WHAT IS NEEDED:
Output each entry verbatim and exclude every picture from it.

--- --- ---

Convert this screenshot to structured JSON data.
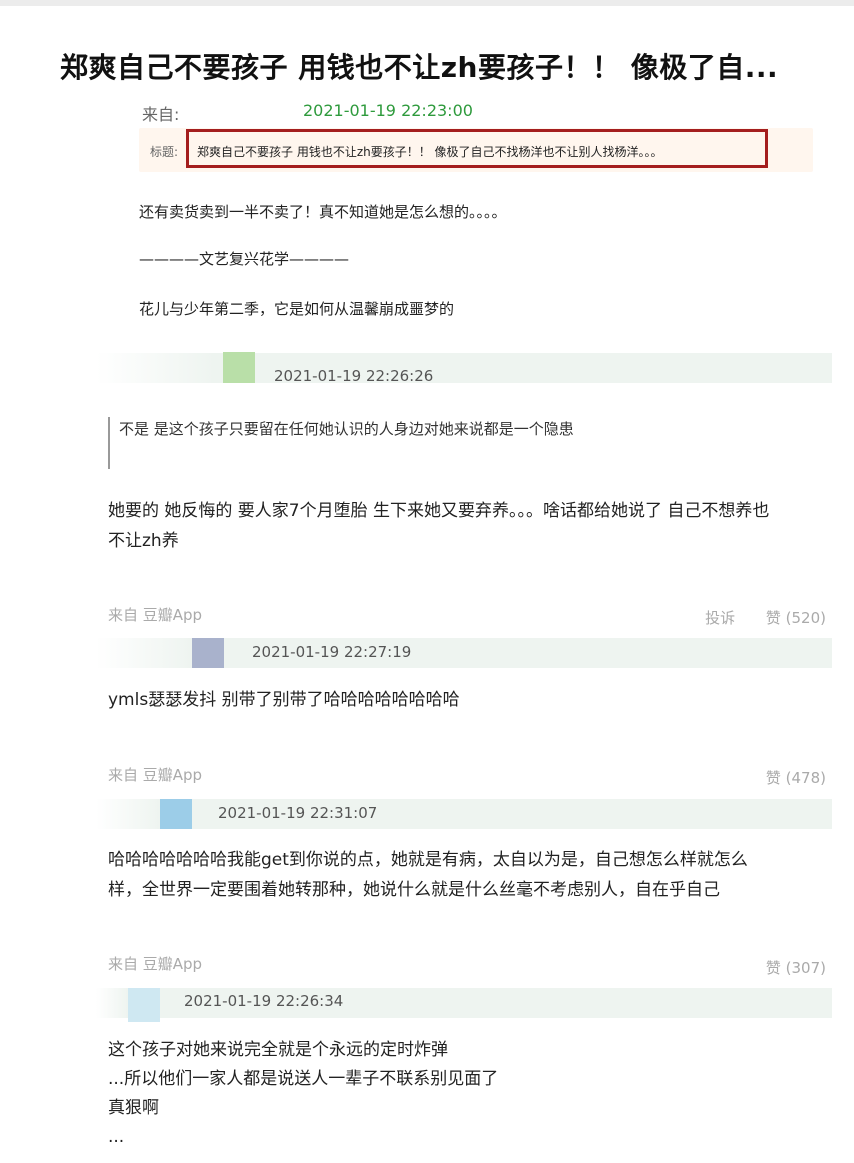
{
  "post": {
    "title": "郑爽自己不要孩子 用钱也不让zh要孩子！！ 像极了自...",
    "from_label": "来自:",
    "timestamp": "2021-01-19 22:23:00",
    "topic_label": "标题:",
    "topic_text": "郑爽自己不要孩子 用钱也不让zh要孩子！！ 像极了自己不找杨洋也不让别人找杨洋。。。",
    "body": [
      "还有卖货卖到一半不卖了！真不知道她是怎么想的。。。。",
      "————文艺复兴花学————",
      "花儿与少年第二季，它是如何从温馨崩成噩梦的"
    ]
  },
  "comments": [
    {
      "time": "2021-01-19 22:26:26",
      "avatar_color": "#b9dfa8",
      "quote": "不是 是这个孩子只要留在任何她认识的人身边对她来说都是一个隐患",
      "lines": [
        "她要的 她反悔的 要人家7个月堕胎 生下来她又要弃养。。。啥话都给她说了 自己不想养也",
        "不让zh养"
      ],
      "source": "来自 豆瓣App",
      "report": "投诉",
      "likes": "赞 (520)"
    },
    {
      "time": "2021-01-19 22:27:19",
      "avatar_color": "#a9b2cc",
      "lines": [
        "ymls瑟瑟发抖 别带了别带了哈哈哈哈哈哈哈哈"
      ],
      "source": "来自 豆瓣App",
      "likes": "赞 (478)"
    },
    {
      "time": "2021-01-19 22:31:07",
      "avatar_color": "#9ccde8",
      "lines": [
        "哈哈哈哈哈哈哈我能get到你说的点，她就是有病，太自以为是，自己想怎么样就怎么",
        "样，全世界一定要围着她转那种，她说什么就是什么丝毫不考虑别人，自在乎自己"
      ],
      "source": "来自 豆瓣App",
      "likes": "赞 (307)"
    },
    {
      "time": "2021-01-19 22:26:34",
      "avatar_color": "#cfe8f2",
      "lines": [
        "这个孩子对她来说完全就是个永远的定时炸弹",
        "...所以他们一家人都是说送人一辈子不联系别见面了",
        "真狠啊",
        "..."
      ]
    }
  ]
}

--- --- ---

ANSWER TO THE EXERCISE:
Convert this screenshot to structured JSON data.
{
  "post": {
    "title": "郑爽自己不要孩子 用钱也不让zh要孩子！！ 像极了自...",
    "from_label": "来自:",
    "timestamp": "2021-01-19 22:23:00",
    "topic_label": "标题:",
    "topic_text": "郑爽自己不要孩子 用钱也不让zh要孩子！！ 像极了自己不找杨洋也不让别人找杨洋。。。",
    "body": [
      "还有卖货卖到一半不卖了！真不知道她是怎么想的。。。。",
      "————文艺复兴花学————",
      "花儿与少年第二季，它是如何从温馨崩成噩梦的"
    ]
  },
  "comments": [
    {
      "time": "2021-01-19 22:26:26",
      "avatar_color": "#b9dfa8",
      "quote": "不是 是这个孩子只要留在任何她认识的人身边对她来说都是一个隐患",
      "lines": [
        "她要的 她反悔的 要人家7个月堕胎 生下来她又要弃养。。。啥话都给她说了 自己不想养也",
        "不让zh养"
      ],
      "source": "来自 豆瓣App",
      "report": "投诉",
      "likes": "赞 (520)"
    },
    {
      "time": "2021-01-19 22:27:19",
      "avatar_color": "#a9b2cc",
      "lines": [
        "ymls瑟瑟发抖 别带了别带了哈哈哈哈哈哈哈哈"
      ],
      "source": "来自 豆瓣App",
      "likes": "赞 (478)"
    },
    {
      "time": "2021-01-19 22:31:07",
      "avatar_color": "#9ccde8",
      "lines": [
        "哈哈哈哈哈哈哈我能get到你说的点，她就是有病，太自以为是，自己想怎么样就怎么",
        "样，全世界一定要围着她转那种，她说什么就是什么丝毫不考虑别人，自在乎自己"
      ],
      "source": "来自 豆瓣App",
      "likes": "赞 (307)"
    },
    {
      "time": "2021-01-19 22:26:34",
      "avatar_color": "#cfe8f2",
      "lines": [
        "这个孩子对她来说完全就是个永远的定时炸弹",
        "...所以他们一家人都是说送人一辈子不联系别见面了",
        "真狠啊",
        "..."
      ]
    }
  ]
}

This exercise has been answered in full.